_Given exercise_
Records follow. Select each line holding "type".

_Task inputs_

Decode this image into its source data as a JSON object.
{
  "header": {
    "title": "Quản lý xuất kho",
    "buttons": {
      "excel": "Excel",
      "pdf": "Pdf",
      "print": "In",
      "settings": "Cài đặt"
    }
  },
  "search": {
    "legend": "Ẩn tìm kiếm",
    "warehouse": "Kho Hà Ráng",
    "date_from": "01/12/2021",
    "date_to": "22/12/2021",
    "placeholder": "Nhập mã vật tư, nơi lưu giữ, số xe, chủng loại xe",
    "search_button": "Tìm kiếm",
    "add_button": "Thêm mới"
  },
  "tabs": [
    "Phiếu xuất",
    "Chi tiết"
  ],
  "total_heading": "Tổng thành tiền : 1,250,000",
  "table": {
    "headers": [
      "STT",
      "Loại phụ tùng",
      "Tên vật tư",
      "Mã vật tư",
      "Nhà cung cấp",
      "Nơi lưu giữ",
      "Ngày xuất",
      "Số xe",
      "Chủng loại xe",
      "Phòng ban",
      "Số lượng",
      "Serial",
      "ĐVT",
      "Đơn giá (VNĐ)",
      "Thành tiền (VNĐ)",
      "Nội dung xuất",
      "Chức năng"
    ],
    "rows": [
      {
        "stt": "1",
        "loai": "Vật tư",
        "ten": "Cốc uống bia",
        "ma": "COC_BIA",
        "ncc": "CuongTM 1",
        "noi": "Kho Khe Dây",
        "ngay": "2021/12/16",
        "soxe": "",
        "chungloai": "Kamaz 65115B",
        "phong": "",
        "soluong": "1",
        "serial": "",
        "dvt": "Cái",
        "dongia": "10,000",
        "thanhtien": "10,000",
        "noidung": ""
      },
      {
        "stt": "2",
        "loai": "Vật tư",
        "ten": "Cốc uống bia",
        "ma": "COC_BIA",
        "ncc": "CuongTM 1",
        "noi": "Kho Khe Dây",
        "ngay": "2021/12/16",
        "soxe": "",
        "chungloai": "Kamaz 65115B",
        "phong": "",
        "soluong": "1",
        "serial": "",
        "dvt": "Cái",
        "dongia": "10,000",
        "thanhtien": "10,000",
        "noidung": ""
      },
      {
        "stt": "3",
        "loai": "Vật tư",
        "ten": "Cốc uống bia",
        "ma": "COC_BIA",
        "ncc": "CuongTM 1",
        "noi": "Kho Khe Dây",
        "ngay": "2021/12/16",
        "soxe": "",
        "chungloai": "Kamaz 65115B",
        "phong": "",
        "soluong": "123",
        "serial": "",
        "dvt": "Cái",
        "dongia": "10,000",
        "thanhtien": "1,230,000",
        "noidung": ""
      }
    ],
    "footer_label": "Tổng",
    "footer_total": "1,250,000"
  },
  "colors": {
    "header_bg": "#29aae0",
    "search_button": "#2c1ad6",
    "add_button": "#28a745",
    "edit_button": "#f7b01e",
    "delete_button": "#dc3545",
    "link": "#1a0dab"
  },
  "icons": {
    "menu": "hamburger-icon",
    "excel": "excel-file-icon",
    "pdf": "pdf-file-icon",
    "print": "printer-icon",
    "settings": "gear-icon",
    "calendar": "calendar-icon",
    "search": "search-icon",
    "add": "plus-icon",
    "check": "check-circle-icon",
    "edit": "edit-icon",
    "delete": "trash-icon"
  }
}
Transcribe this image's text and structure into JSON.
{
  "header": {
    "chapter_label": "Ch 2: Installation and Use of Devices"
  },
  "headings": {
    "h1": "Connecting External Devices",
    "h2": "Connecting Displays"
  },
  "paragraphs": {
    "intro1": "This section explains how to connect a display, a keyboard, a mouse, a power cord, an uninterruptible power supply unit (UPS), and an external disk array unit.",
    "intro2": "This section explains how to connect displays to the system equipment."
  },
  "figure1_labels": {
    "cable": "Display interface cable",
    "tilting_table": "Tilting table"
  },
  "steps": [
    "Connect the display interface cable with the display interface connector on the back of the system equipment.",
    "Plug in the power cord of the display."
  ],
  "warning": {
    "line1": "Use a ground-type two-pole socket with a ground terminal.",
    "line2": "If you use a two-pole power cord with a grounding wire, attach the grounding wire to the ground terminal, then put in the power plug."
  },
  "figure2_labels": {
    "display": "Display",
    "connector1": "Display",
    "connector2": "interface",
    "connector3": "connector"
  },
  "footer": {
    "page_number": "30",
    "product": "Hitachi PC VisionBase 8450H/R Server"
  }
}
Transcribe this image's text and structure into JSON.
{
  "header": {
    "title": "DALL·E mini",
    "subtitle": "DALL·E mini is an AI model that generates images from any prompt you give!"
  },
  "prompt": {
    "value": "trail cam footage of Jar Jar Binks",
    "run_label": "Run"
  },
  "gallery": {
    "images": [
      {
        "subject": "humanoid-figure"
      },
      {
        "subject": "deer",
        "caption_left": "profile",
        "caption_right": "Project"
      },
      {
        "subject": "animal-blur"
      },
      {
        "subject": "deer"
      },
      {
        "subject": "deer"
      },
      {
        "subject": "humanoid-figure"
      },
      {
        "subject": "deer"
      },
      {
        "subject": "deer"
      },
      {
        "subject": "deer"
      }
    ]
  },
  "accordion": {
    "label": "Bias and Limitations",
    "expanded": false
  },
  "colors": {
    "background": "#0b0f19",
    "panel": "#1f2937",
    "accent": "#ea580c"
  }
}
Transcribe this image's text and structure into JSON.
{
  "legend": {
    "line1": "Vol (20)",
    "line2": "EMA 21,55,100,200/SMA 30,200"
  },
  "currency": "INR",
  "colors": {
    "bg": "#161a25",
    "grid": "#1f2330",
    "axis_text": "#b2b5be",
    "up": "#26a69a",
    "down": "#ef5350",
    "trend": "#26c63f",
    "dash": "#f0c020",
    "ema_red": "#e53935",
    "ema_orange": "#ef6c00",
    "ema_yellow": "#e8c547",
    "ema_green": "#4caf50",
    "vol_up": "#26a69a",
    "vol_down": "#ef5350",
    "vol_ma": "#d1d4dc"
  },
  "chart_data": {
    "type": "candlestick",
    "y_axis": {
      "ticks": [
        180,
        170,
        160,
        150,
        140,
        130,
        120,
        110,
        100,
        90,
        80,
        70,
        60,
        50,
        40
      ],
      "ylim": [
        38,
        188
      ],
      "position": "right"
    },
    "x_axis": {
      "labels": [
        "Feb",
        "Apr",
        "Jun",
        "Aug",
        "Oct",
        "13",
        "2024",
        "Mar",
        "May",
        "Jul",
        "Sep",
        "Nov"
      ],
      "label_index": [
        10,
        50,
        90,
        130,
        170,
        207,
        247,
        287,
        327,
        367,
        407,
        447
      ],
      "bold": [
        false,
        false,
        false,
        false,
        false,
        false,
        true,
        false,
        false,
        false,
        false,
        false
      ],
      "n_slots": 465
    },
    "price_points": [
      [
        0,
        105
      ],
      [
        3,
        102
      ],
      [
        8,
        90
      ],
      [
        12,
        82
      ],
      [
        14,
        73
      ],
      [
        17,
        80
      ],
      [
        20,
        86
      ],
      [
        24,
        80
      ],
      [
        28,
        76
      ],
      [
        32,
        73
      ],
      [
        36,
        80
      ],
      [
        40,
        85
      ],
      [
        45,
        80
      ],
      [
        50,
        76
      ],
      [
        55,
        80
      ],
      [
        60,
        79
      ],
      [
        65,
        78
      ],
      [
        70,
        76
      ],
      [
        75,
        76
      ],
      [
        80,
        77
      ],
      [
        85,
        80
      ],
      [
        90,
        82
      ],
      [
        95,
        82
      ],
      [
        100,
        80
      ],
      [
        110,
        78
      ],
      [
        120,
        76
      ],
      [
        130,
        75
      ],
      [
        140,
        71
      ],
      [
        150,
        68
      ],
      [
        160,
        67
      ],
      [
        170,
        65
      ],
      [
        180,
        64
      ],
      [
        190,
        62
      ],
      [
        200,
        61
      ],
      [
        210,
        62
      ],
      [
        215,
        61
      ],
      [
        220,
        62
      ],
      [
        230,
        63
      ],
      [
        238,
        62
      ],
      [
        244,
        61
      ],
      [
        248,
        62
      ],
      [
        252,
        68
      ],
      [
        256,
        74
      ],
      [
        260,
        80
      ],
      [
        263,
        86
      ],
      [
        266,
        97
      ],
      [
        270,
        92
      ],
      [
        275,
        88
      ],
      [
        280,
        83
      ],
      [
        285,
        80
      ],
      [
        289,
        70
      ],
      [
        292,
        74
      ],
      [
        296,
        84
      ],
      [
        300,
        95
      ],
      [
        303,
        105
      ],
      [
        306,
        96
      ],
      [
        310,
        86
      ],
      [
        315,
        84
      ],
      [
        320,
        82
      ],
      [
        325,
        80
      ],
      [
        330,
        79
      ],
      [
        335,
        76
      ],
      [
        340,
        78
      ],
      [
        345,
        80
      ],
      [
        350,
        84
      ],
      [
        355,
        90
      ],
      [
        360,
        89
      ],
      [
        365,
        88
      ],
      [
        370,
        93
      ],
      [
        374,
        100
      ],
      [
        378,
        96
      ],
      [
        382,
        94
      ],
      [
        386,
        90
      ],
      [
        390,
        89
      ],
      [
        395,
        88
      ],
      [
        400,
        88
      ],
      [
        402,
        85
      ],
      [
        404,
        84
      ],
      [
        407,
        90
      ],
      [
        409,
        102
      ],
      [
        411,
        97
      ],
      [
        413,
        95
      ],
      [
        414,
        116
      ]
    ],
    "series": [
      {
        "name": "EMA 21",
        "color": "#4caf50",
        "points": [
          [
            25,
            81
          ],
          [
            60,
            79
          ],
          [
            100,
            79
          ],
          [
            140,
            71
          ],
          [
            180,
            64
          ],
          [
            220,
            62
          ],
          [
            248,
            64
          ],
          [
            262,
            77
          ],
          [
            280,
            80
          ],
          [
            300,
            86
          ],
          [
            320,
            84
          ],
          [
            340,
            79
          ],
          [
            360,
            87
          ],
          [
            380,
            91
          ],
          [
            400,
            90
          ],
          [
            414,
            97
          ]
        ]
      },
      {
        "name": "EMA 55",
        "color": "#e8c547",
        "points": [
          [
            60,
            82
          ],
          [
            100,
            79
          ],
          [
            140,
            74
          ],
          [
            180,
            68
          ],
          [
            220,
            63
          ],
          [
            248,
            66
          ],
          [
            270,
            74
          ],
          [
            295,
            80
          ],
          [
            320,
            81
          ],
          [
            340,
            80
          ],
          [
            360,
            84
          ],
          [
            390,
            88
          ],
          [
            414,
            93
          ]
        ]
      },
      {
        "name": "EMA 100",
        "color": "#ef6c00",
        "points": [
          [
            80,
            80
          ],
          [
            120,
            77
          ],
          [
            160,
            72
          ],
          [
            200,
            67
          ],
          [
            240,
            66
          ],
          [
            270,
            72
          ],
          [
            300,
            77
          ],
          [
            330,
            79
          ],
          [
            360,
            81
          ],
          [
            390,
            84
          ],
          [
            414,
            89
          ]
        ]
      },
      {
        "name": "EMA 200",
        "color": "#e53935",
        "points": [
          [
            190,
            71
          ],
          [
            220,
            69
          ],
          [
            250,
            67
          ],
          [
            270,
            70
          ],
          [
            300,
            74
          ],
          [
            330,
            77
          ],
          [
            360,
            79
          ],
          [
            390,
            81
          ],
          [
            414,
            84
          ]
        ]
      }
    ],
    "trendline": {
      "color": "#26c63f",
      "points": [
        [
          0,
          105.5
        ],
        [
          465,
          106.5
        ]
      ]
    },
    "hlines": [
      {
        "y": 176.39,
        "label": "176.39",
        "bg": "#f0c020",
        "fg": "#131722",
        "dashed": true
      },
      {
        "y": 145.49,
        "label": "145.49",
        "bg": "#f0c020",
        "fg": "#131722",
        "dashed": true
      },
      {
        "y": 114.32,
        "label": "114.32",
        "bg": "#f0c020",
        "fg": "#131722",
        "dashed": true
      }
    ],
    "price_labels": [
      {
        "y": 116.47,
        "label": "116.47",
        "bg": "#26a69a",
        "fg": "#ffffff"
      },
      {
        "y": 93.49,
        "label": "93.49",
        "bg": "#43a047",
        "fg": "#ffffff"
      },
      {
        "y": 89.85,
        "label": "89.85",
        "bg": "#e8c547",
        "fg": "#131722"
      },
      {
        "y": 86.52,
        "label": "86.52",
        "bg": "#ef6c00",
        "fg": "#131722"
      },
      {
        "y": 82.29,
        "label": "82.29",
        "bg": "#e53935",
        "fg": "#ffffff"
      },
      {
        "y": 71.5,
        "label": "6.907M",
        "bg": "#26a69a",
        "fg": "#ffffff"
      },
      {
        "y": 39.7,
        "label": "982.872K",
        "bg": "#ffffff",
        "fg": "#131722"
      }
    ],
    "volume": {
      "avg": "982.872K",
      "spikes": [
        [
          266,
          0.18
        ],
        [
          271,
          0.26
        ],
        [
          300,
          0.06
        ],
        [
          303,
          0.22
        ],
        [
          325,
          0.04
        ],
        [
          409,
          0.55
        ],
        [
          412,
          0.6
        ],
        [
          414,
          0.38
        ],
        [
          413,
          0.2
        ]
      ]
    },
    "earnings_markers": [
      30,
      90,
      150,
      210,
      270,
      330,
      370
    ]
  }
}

_Answer to this problem_
    "line1": "Use a ground-type two-pole socket with a ground terminal.",
    "type": "candlestick",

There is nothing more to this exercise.